Written request
Can you transcribe the data exactly? Leave the pictures out.

Information given

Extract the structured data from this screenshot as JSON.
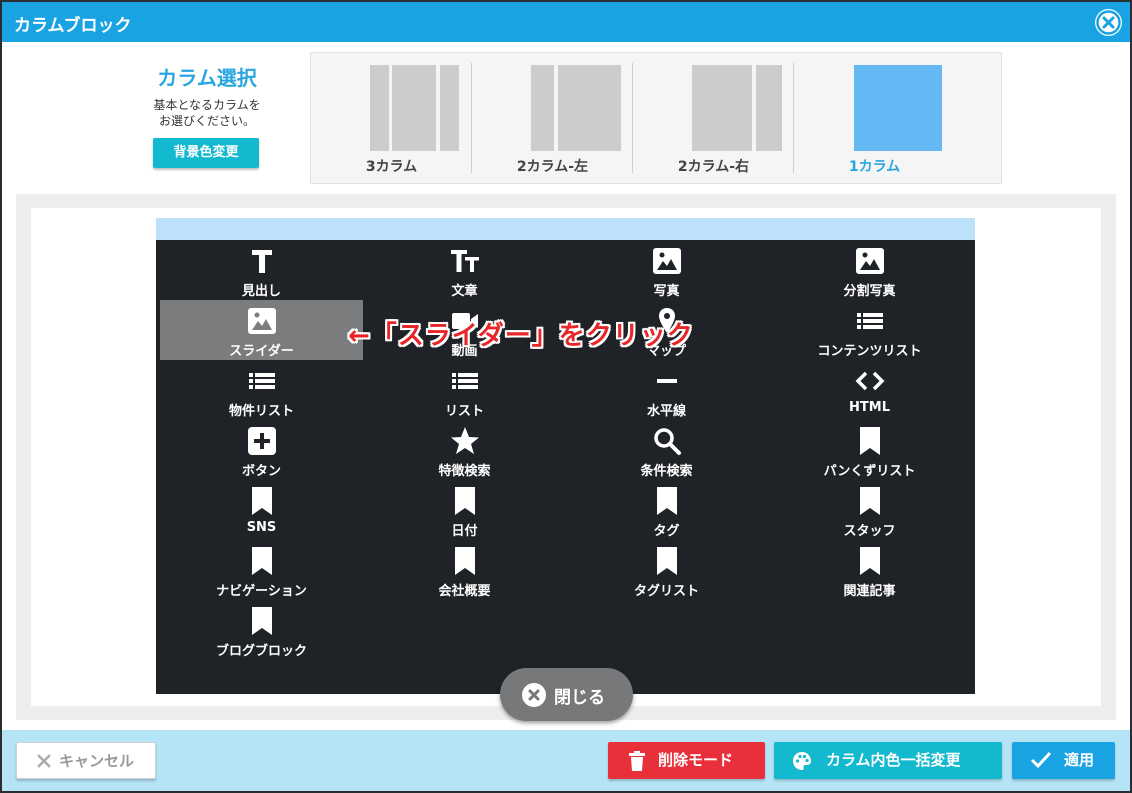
{
  "dialog": {
    "title": "カラムブロック"
  },
  "column_select": {
    "heading": "カラム選択",
    "description_line1": "基本となるカラムを",
    "description_line2": "お選びください。",
    "bg_button": "背景色変更",
    "options": [
      {
        "label": "3カラム",
        "selected": false
      },
      {
        "label": "2カラム-左",
        "selected": false
      },
      {
        "label": "2カラム-右",
        "selected": false
      },
      {
        "label": "1カラム",
        "selected": true
      }
    ]
  },
  "blocks": [
    {
      "label": "見出し",
      "icon": "heading-icon"
    },
    {
      "label": "文章",
      "icon": "text-size-icon"
    },
    {
      "label": "写真",
      "icon": "image-icon"
    },
    {
      "label": "分割写真",
      "icon": "image-icon"
    },
    {
      "label": "スライダー",
      "icon": "image-icon",
      "highlighted": true
    },
    {
      "label": "動画",
      "icon": "video-icon"
    },
    {
      "label": "マップ",
      "icon": "map-pin-icon"
    },
    {
      "label": "コンテンツリスト",
      "icon": "list-icon"
    },
    {
      "label": "物件リスト",
      "icon": "list-icon"
    },
    {
      "label": "リスト",
      "icon": "list-icon"
    },
    {
      "label": "水平線",
      "icon": "horizontal-line-icon"
    },
    {
      "label": "HTML",
      "icon": "code-icon"
    },
    {
      "label": "ボタン",
      "icon": "plus-square-icon"
    },
    {
      "label": "特徴検索",
      "icon": "star-icon"
    },
    {
      "label": "条件検索",
      "icon": "search-icon"
    },
    {
      "label": "パンくずリスト",
      "icon": "bookmark-icon"
    },
    {
      "label": "SNS",
      "icon": "bookmark-icon"
    },
    {
      "label": "日付",
      "icon": "bookmark-icon"
    },
    {
      "label": "タグ",
      "icon": "bookmark-icon"
    },
    {
      "label": "スタッフ",
      "icon": "bookmark-icon"
    },
    {
      "label": "ナビゲーション",
      "icon": "bookmark-icon"
    },
    {
      "label": "会社概要",
      "icon": "bookmark-icon"
    },
    {
      "label": "タグリスト",
      "icon": "bookmark-icon"
    },
    {
      "label": "関連記事",
      "icon": "bookmark-icon"
    },
    {
      "label": "ブログブロック",
      "icon": "bookmark-icon"
    }
  ],
  "annotation": {
    "text": "←「スライダー」をクリック",
    "color": "#e8262a"
  },
  "close_button": {
    "label": "閉じる"
  },
  "footer": {
    "cancel": "キャンセル",
    "delete_mode": "削除モード",
    "bulk_color": "カラム内色一括変更",
    "apply": "適用"
  },
  "colors": {
    "accent": "#1aa3e3",
    "teal": "#13b9cf",
    "danger": "#e8303a",
    "selected_column": "#66b8f5",
    "panel_dark": "#1f2327"
  }
}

Answer for the task
Extract the structured data from this screenshot as JSON.
{
  "dialog": {
    "title": "カラムブロック"
  },
  "column_select": {
    "heading": "カラム選択",
    "description_line1": "基本となるカラムを",
    "description_line2": "お選びください。",
    "bg_button": "背景色変更",
    "options": [
      {
        "label": "3カラム",
        "selected": false
      },
      {
        "label": "2カラム-左",
        "selected": false
      },
      {
        "label": "2カラム-右",
        "selected": false
      },
      {
        "label": "1カラム",
        "selected": true
      }
    ]
  },
  "blocks": [
    {
      "label": "見出し",
      "icon": "heading-icon"
    },
    {
      "label": "文章",
      "icon": "text-size-icon"
    },
    {
      "label": "写真",
      "icon": "image-icon"
    },
    {
      "label": "分割写真",
      "icon": "image-icon"
    },
    {
      "label": "スライダー",
      "icon": "image-icon",
      "highlighted": true
    },
    {
      "label": "動画",
      "icon": "video-icon"
    },
    {
      "label": "マップ",
      "icon": "map-pin-icon"
    },
    {
      "label": "コンテンツリスト",
      "icon": "list-icon"
    },
    {
      "label": "物件リスト",
      "icon": "list-icon"
    },
    {
      "label": "リスト",
      "icon": "list-icon"
    },
    {
      "label": "水平線",
      "icon": "horizontal-line-icon"
    },
    {
      "label": "HTML",
      "icon": "code-icon"
    },
    {
      "label": "ボタン",
      "icon": "plus-square-icon"
    },
    {
      "label": "特徴検索",
      "icon": "star-icon"
    },
    {
      "label": "条件検索",
      "icon": "search-icon"
    },
    {
      "label": "パンくずリスト",
      "icon": "bookmark-icon"
    },
    {
      "label": "SNS",
      "icon": "bookmark-icon"
    },
    {
      "label": "日付",
      "icon": "bookmark-icon"
    },
    {
      "label": "タグ",
      "icon": "bookmark-icon"
    },
    {
      "label": "スタッフ",
      "icon": "bookmark-icon"
    },
    {
      "label": "ナビゲーション",
      "icon": "bookmark-icon"
    },
    {
      "label": "会社概要",
      "icon": "bookmark-icon"
    },
    {
      "label": "タグリスト",
      "icon": "bookmark-icon"
    },
    {
      "label": "関連記事",
      "icon": "bookmark-icon"
    },
    {
      "label": "ブログブロック",
      "icon": "bookmark-icon"
    }
  ],
  "annotation": {
    "text": "←「スライダー」をクリック",
    "color": "#e8262a"
  },
  "close_button": {
    "label": "閉じる"
  },
  "footer": {
    "cancel": "キャンセル",
    "delete_mode": "削除モード",
    "bulk_color": "カラム内色一括変更",
    "apply": "適用"
  },
  "colors": {
    "accent": "#1aa3e3",
    "teal": "#13b9cf",
    "danger": "#e8303a",
    "selected_column": "#66b8f5",
    "panel_dark": "#1f2327"
  }
}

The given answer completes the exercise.